> [DIRECTIVE]:
Copy each line holding the string "MASQUERE".

> [Stored items]:
####################

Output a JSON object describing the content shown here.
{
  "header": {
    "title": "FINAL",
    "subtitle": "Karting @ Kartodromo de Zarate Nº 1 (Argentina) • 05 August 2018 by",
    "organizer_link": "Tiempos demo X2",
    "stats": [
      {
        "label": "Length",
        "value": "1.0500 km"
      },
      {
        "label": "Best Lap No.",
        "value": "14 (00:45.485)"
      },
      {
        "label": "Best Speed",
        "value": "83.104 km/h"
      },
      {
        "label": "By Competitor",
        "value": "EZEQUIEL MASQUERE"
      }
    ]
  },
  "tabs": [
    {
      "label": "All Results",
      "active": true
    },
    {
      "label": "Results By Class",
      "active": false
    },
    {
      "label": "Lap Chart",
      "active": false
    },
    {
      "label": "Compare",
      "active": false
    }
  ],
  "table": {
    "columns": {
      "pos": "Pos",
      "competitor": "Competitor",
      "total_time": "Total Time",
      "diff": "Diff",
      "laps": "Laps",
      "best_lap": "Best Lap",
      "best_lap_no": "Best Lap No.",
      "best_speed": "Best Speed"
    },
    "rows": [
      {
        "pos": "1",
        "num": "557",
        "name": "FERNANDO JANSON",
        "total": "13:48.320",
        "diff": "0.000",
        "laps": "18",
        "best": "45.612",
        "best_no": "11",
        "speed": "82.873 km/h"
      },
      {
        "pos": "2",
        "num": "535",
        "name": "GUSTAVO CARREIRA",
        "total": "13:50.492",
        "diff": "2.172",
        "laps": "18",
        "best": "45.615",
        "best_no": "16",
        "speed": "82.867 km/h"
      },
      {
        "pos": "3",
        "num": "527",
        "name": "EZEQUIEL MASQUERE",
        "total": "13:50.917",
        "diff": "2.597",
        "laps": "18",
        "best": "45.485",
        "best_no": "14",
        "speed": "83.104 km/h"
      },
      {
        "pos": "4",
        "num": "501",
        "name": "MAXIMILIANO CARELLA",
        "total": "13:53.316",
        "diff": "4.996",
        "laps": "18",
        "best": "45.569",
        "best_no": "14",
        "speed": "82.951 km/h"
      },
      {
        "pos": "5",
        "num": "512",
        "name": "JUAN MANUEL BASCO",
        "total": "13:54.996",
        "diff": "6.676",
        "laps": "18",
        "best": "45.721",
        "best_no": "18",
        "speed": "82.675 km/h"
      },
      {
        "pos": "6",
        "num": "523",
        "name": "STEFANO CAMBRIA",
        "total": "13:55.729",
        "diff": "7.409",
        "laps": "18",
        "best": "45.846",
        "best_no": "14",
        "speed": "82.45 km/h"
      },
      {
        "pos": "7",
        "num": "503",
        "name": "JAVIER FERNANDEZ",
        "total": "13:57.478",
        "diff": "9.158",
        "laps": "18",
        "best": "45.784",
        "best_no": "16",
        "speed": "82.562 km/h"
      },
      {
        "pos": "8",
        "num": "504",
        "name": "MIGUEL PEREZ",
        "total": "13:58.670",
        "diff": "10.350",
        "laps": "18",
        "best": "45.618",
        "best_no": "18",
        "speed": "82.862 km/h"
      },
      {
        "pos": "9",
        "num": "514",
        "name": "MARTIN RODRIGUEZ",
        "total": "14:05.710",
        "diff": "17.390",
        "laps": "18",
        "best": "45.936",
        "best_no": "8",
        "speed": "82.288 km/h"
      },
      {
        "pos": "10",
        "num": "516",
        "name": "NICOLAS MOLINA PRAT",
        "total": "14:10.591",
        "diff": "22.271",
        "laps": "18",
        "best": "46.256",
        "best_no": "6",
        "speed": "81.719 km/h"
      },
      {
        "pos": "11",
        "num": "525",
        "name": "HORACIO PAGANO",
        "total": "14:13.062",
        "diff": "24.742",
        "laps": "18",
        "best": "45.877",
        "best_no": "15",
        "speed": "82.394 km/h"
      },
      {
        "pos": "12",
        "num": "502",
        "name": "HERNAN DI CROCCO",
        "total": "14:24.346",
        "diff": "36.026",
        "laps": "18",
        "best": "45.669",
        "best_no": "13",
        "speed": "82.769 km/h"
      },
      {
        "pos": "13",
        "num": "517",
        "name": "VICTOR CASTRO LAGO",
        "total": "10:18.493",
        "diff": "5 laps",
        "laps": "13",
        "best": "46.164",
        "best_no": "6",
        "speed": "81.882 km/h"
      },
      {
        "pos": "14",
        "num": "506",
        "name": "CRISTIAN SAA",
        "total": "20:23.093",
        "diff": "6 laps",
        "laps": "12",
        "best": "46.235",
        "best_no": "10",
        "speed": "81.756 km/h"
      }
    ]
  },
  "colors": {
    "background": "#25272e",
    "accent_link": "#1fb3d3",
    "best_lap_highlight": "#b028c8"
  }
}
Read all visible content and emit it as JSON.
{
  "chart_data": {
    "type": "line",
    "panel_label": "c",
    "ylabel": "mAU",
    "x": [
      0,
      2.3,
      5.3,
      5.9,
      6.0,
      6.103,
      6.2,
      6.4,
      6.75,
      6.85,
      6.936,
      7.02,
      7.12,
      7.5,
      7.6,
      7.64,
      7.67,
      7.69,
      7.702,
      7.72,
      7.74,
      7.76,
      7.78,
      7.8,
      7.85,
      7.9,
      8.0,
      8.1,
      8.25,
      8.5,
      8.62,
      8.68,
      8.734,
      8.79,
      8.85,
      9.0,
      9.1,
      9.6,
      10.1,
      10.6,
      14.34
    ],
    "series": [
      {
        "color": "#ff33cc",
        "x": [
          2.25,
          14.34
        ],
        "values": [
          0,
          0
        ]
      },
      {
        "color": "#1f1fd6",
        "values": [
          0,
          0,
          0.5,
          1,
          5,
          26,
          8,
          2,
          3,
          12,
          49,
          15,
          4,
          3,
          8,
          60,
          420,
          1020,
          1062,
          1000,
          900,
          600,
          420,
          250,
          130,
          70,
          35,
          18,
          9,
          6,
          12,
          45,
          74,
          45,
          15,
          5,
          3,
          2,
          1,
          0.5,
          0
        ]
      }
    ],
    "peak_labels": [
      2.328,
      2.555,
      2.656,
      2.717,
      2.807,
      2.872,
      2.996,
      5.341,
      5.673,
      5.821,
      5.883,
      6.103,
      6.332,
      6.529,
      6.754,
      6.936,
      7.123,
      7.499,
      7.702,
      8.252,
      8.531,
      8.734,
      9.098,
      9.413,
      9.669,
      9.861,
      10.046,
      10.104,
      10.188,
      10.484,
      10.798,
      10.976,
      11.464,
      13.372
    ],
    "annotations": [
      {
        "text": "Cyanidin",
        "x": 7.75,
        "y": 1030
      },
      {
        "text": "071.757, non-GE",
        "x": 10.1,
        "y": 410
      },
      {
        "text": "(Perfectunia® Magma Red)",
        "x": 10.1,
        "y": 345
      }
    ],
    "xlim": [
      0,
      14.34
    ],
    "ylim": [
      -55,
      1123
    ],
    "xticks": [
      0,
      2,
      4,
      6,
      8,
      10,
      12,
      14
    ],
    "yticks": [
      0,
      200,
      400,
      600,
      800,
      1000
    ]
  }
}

####################

> [WRITTEN ANSWER]:
        "value": "EZEQUIEL MASQUERE"
        "name": "EZEQUIEL MASQUERE",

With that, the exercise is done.